─── Data shown

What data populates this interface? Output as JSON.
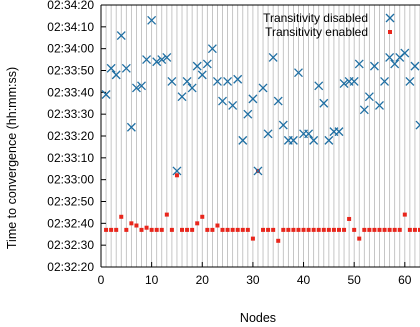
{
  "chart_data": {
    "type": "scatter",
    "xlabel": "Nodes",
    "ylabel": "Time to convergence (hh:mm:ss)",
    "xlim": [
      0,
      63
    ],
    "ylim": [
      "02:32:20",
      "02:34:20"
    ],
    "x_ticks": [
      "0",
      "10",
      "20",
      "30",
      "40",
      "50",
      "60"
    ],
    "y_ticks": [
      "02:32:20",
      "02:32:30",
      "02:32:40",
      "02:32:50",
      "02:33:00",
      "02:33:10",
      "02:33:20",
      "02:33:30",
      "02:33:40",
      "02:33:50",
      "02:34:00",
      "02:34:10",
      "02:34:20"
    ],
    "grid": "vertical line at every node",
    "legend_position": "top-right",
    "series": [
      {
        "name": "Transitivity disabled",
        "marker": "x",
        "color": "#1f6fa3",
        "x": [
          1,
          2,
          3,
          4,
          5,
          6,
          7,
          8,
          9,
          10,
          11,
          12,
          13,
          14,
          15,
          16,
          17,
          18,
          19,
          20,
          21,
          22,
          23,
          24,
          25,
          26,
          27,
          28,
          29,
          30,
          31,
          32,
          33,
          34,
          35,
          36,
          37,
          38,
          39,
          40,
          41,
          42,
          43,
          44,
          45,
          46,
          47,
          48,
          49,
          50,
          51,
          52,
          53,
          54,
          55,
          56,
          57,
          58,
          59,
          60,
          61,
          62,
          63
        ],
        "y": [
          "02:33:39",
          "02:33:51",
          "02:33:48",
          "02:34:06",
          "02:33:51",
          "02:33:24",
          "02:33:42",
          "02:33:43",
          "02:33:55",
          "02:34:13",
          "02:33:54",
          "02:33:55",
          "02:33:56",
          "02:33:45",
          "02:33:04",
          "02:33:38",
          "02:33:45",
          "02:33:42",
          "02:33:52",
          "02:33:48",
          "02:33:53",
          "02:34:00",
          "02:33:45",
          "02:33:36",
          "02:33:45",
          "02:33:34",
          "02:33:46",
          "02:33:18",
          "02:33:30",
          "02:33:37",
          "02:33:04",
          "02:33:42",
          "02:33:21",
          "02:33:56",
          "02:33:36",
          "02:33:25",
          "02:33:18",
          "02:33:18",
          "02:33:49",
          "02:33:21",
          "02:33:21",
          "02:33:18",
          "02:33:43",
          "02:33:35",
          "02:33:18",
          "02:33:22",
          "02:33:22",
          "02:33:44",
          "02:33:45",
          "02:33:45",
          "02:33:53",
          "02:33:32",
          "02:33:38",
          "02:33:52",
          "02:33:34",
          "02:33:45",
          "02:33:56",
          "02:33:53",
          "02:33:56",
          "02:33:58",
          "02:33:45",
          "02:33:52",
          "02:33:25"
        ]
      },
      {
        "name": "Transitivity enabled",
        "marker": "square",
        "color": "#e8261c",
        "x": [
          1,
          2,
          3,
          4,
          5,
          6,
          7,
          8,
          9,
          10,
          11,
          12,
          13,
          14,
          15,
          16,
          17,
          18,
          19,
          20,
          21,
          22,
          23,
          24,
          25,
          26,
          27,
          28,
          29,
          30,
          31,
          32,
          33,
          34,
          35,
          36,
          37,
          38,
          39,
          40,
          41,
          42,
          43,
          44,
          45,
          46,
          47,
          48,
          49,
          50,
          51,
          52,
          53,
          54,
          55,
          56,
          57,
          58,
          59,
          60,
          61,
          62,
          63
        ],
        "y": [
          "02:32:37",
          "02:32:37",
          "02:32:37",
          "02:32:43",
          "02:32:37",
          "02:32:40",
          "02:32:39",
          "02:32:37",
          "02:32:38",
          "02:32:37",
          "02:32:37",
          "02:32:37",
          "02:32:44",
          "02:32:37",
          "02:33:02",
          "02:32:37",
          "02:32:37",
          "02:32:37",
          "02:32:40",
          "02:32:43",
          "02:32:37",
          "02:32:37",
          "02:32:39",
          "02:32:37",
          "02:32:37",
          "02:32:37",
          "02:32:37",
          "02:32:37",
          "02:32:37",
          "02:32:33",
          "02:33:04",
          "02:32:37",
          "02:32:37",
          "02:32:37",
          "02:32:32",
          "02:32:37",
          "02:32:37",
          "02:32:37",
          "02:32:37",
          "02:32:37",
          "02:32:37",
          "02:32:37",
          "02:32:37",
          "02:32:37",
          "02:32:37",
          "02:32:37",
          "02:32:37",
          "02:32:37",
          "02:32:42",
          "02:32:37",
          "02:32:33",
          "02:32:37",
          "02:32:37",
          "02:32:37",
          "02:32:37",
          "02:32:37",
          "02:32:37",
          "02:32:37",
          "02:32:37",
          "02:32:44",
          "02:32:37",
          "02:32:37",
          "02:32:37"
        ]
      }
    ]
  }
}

──────
─── Data shown

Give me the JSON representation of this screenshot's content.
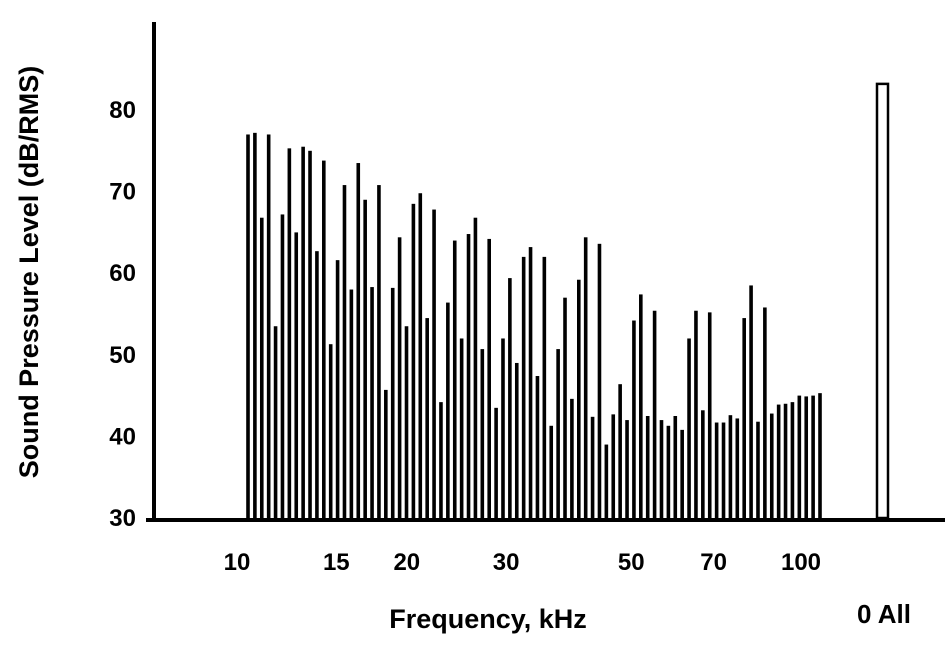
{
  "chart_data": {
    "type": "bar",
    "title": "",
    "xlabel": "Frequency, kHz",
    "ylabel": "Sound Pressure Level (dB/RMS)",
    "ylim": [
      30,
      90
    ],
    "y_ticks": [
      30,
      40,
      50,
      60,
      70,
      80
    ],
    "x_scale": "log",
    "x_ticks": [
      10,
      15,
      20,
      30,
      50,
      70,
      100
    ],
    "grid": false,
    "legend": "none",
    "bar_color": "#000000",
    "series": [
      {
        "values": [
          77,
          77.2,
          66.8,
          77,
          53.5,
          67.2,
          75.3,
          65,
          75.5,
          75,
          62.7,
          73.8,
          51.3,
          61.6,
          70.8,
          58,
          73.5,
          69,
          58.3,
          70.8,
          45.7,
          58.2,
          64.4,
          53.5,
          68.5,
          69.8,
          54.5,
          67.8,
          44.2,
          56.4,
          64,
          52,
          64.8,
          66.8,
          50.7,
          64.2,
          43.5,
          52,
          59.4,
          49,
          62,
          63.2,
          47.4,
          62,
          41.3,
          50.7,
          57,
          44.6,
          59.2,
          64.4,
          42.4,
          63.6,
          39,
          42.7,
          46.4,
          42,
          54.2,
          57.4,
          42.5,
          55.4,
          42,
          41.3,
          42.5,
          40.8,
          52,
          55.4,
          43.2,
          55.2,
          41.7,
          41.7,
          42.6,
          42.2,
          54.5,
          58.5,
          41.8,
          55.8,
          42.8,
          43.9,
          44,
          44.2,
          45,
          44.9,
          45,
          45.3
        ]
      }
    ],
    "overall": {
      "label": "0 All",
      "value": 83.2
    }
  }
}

──────

→ **Exercise aim**:
Of the lines in the material above, state how many contain the string "grid"; give no other text.

→ **Exercise output**:
2